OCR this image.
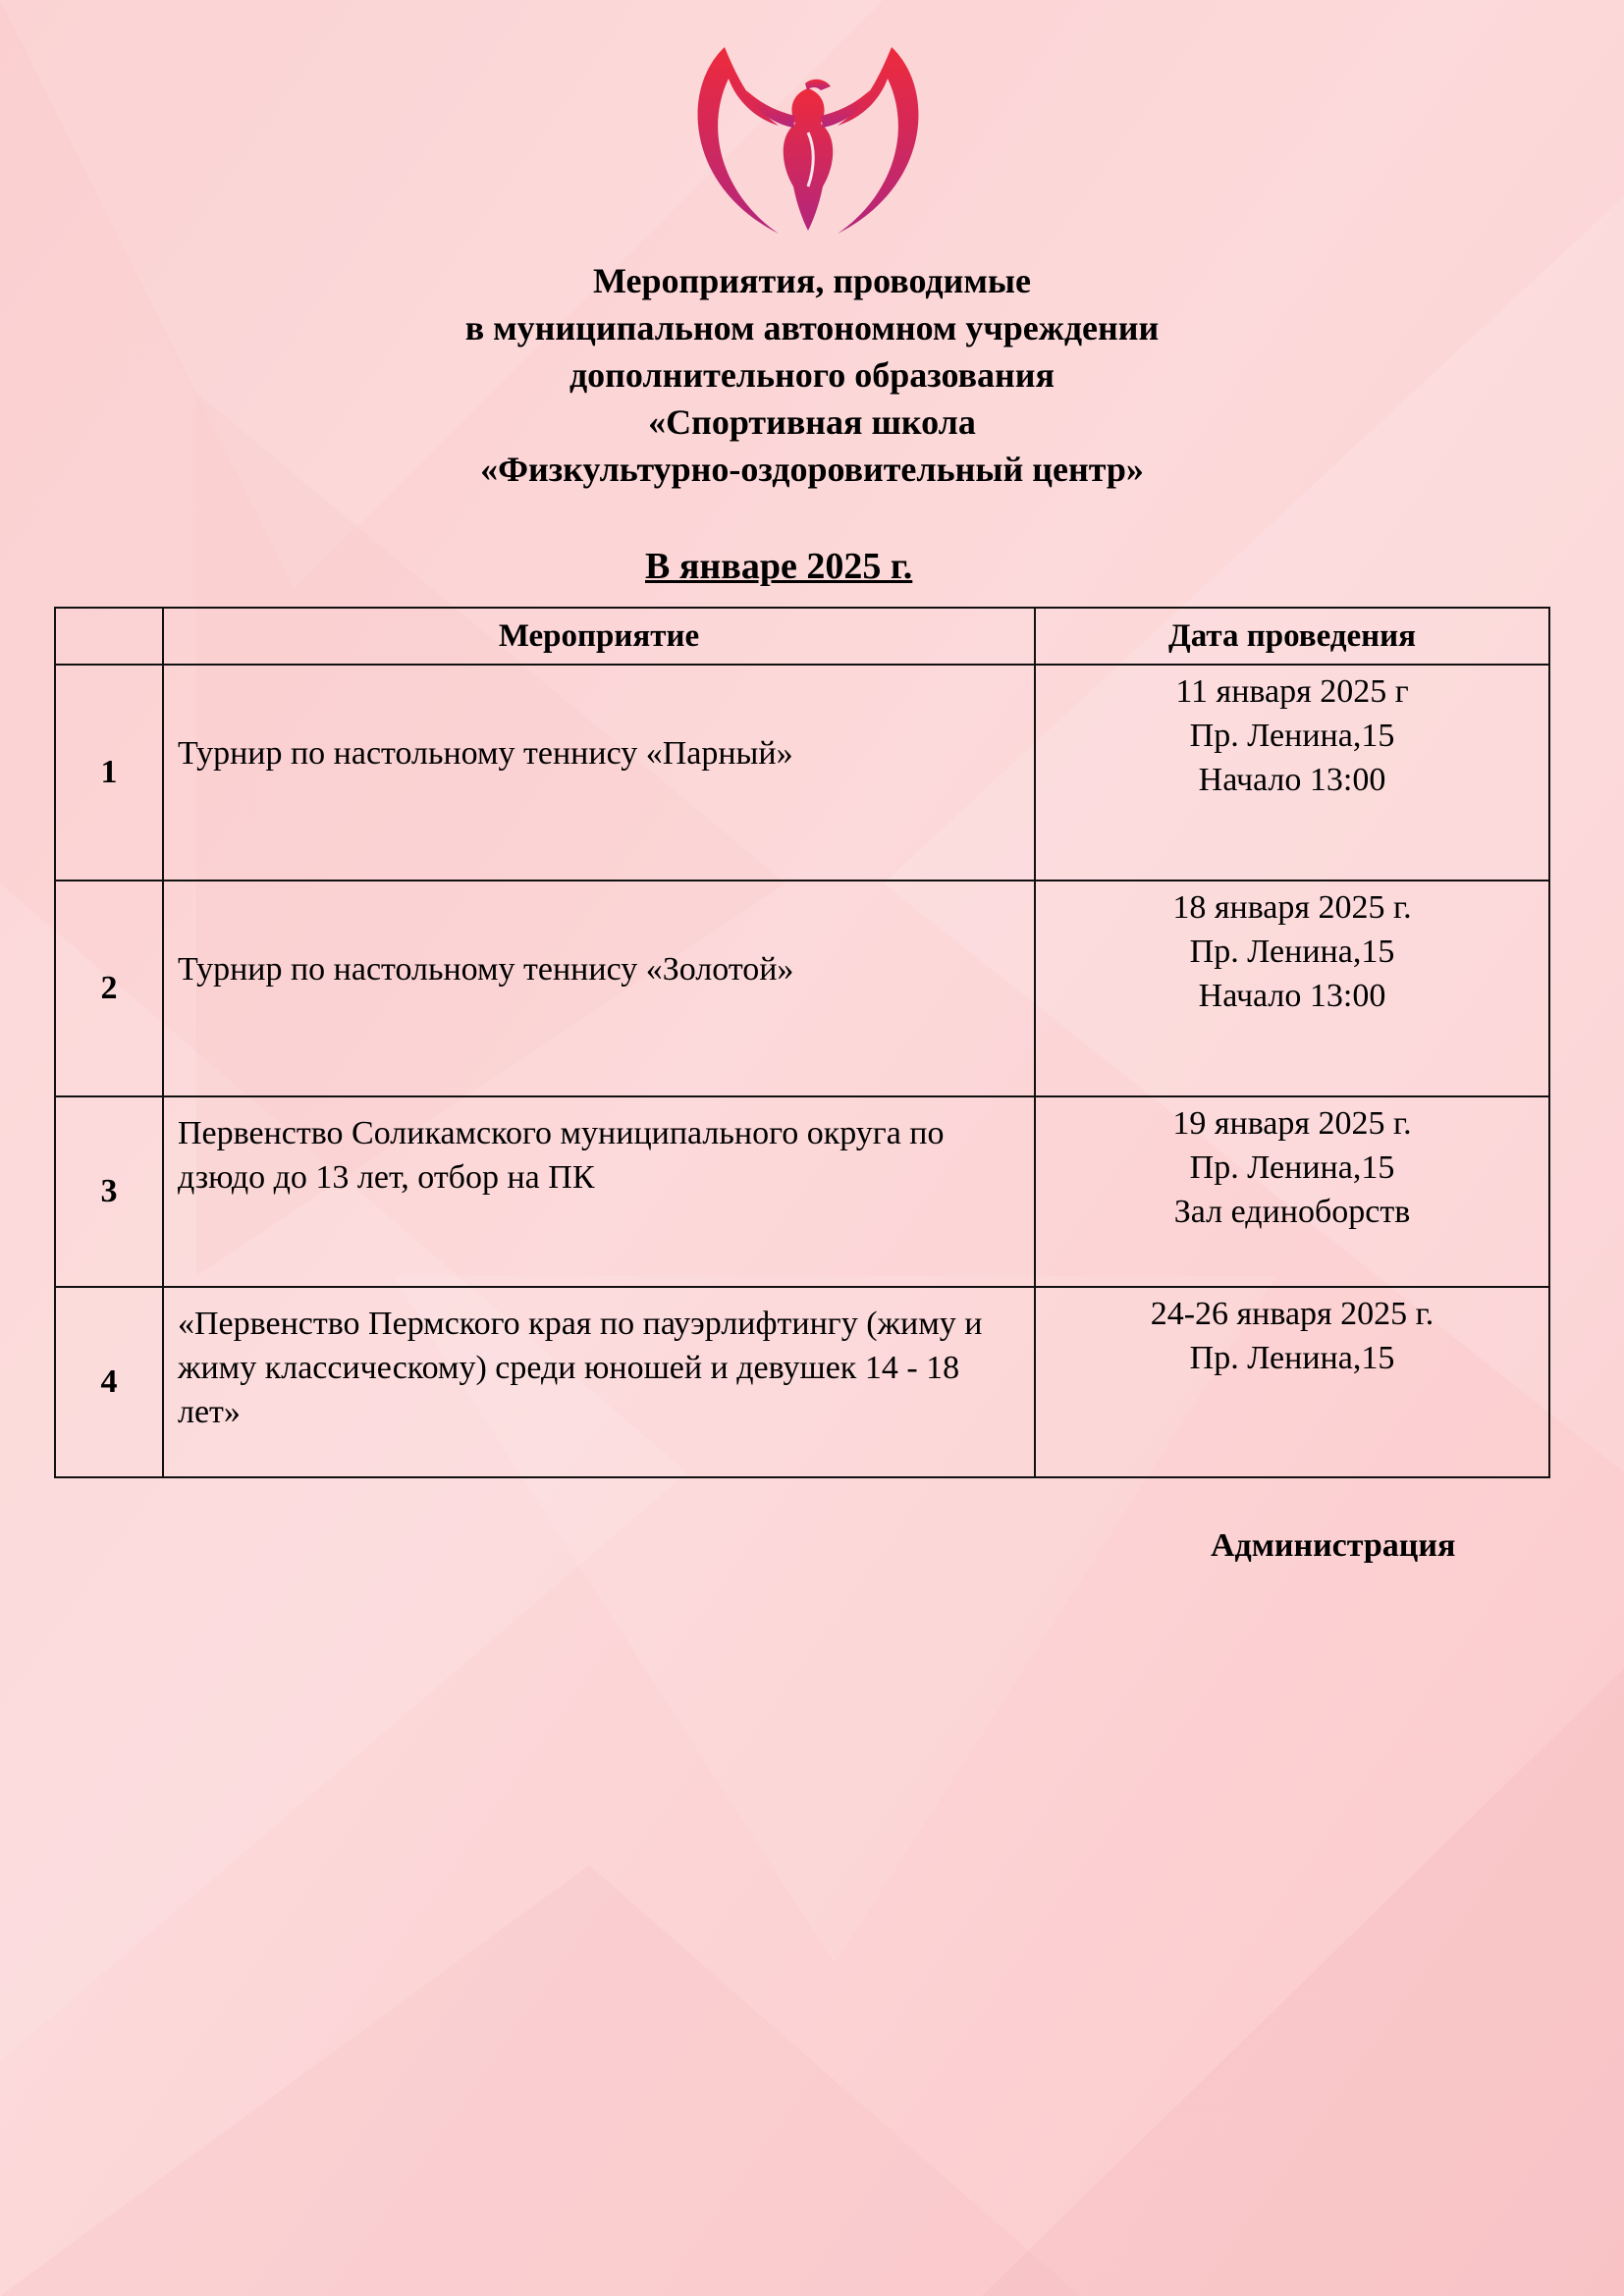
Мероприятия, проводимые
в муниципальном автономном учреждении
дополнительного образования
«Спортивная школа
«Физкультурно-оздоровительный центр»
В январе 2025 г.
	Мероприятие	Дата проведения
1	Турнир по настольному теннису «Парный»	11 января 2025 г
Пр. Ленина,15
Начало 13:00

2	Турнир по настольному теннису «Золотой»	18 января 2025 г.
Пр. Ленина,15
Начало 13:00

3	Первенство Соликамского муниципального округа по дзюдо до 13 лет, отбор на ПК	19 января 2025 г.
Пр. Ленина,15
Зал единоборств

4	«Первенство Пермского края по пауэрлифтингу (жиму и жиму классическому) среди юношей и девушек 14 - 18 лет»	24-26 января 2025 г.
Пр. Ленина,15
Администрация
§
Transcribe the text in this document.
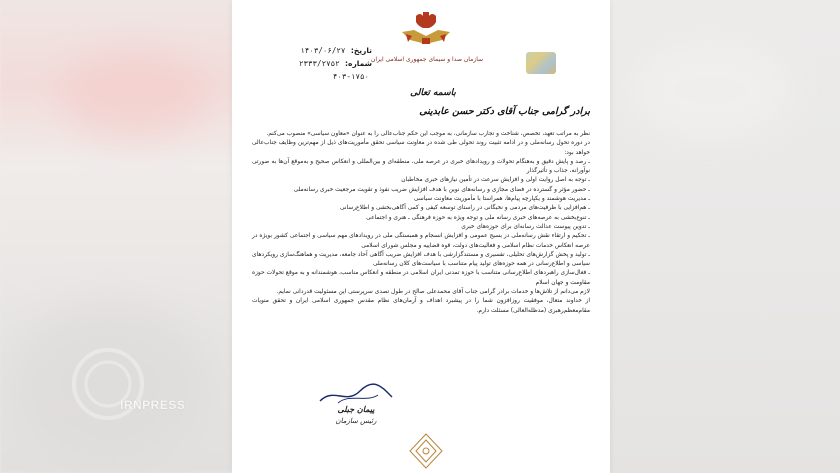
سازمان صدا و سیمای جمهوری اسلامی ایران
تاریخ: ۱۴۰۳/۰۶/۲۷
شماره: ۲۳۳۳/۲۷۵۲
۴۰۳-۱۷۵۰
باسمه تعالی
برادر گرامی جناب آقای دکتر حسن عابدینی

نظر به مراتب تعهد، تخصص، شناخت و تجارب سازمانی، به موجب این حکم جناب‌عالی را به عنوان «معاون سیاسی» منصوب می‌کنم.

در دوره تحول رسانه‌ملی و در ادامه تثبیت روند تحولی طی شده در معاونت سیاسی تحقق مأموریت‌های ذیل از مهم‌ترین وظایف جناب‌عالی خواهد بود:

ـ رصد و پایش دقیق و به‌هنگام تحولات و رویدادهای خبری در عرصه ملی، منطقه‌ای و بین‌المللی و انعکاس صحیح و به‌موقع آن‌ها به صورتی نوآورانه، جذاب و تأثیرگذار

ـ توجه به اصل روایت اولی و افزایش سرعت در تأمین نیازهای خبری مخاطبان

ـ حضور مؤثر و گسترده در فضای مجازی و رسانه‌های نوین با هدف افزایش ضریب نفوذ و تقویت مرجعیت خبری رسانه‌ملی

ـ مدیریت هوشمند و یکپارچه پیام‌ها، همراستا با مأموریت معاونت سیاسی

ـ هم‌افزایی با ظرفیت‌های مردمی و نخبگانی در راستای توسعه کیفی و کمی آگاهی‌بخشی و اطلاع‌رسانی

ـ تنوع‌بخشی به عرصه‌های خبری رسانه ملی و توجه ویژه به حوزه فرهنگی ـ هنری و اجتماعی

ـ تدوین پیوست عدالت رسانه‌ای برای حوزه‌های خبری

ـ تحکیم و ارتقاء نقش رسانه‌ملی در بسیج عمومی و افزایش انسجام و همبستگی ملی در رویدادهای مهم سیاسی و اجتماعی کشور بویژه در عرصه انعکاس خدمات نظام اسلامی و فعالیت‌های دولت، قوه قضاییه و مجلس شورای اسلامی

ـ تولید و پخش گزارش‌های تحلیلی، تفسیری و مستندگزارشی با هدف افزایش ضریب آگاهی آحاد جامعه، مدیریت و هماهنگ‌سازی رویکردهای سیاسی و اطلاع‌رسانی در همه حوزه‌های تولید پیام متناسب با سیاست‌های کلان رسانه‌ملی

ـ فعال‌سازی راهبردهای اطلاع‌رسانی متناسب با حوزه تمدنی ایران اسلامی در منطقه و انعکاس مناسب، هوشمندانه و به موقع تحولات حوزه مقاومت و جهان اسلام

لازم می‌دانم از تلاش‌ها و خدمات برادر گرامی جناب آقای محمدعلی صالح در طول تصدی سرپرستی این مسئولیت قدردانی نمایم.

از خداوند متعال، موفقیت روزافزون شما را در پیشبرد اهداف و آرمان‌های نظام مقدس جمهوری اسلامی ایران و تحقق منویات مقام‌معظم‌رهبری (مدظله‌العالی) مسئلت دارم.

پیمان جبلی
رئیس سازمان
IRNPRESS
§
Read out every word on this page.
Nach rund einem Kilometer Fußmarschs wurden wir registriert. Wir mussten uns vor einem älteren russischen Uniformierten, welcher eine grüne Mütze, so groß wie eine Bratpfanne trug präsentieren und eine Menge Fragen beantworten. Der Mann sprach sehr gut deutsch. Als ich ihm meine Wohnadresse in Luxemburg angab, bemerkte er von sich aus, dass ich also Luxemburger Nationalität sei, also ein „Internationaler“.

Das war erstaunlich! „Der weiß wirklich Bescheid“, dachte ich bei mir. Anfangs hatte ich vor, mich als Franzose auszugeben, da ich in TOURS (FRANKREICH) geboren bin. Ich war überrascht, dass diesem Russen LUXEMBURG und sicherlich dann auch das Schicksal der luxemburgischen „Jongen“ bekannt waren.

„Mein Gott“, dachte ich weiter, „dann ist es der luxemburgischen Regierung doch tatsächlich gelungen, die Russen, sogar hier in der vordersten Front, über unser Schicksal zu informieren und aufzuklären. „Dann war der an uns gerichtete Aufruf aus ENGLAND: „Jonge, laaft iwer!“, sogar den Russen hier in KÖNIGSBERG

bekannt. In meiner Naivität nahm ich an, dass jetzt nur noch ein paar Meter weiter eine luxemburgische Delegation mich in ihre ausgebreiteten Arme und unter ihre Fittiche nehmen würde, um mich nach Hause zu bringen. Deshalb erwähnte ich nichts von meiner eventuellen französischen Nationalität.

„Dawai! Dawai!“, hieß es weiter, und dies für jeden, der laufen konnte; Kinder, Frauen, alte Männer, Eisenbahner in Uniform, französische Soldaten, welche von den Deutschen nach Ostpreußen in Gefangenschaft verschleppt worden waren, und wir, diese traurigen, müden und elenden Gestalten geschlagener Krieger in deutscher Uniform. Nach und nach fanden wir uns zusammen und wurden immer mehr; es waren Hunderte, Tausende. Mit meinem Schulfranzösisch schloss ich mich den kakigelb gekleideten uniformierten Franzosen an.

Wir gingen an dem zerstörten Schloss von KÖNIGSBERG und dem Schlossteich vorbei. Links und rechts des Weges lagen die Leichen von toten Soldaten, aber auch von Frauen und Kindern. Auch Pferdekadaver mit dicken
§
Directions: Which lines contain the word "اجتماعی"? Copy each one.

Answer:
ـ تنوع‌بخشی به عرصه‌های خبری رسانه ملی و توجه ویژه به حوزه فرهنگی ـ هنری و اجتماعی
ـ تحکیم و ارتقاء نقش رسانه‌ملی در بسیج عمومی و افزایش انسجام و همبستگی ملی در رویدادهای مهم سیاسی و اجتماعی کشور بویژه در عرصه انعکاس خدمات نظام اسلامی و فعالیت‌های دولت، قوه قضاییه و مجلس شورای اسلامی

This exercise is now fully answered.